→ Source material:
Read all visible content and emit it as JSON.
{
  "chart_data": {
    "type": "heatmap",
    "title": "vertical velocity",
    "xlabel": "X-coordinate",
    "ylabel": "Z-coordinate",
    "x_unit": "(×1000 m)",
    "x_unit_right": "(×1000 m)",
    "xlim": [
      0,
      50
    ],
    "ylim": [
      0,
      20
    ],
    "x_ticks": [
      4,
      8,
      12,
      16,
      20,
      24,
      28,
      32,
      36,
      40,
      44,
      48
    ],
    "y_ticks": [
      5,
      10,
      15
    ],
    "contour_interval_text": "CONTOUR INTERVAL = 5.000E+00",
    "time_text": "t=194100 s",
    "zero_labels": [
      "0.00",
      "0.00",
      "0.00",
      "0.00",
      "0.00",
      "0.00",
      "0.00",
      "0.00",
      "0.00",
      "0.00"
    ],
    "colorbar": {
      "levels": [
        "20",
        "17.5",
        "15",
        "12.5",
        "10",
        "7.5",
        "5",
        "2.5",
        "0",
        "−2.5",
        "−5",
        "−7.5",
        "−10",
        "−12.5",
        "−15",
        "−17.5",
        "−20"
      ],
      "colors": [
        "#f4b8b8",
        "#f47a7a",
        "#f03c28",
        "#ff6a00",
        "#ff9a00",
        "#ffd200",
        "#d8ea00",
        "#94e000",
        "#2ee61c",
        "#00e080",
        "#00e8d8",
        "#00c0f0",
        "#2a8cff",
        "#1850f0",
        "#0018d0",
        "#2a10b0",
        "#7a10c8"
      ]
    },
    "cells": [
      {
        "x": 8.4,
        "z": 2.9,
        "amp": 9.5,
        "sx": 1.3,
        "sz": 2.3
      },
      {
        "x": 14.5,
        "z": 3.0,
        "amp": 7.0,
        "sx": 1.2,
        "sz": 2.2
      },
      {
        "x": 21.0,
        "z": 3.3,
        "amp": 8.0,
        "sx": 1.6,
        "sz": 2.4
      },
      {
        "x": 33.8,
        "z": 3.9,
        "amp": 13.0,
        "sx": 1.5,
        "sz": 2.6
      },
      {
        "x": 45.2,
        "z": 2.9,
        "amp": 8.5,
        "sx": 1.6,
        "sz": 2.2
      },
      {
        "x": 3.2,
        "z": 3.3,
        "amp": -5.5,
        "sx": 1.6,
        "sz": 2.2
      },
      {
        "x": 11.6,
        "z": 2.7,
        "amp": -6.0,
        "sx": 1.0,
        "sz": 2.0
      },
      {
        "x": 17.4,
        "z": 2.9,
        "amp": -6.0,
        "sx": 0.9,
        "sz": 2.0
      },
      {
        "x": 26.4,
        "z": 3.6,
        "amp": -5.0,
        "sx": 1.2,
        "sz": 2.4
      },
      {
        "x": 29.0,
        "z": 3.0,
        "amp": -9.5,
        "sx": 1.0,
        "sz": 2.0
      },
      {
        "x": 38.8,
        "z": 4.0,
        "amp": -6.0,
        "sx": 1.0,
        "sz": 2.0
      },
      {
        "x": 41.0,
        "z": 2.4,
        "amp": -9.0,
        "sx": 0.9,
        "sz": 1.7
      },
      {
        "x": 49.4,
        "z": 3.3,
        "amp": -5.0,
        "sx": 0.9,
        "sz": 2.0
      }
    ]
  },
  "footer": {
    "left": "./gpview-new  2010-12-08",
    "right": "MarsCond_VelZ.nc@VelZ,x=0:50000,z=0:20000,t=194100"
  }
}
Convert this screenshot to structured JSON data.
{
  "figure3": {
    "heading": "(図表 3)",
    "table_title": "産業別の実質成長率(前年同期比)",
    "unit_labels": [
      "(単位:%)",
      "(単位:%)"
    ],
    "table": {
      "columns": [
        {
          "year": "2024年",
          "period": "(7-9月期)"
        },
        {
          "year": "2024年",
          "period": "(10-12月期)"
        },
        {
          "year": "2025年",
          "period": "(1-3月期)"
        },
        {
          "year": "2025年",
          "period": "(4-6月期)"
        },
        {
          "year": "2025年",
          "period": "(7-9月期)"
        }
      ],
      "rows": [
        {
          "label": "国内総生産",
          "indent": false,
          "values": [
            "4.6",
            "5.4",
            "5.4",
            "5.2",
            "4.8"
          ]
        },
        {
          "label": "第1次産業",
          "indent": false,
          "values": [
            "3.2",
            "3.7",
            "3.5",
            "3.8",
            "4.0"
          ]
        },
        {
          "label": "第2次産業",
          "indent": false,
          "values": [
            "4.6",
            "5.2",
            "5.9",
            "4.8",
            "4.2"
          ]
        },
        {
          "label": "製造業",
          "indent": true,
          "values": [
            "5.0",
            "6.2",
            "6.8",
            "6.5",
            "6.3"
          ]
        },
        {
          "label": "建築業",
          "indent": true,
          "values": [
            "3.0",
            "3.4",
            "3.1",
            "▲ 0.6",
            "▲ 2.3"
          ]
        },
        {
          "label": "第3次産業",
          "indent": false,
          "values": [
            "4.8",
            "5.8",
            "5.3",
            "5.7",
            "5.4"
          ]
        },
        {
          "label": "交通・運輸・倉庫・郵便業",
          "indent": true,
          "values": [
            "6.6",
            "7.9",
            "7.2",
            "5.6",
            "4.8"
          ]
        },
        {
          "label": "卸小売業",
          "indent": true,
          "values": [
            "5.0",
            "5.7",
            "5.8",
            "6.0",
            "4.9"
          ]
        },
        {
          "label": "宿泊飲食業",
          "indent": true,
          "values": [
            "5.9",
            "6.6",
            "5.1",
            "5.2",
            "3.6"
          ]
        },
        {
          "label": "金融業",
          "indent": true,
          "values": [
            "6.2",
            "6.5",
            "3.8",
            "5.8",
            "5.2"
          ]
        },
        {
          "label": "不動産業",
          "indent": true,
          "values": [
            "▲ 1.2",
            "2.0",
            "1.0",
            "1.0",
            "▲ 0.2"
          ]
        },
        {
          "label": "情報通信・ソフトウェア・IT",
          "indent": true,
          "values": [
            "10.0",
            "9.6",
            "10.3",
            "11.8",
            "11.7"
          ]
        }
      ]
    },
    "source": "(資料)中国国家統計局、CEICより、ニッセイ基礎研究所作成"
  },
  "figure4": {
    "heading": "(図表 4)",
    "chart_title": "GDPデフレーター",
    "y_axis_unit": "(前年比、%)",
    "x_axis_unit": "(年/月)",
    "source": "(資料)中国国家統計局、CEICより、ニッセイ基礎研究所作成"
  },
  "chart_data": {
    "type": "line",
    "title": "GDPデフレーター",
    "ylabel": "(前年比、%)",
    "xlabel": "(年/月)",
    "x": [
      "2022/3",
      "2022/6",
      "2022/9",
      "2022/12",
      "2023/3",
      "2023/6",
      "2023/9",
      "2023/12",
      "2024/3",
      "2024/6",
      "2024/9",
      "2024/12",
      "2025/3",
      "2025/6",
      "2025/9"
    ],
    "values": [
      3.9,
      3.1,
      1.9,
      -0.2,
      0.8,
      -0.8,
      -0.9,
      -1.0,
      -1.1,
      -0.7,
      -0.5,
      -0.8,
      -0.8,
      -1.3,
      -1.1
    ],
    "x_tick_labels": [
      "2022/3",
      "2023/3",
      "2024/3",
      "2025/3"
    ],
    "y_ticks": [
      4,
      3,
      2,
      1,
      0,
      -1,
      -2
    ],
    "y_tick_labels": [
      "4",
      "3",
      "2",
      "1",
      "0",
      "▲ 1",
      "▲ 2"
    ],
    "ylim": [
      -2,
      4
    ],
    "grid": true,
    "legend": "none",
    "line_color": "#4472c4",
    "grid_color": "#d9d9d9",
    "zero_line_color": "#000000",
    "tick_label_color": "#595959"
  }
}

→ Set problem: Write only the number of lines in the data above that include "coordinate".

→ Result of this exercise: 2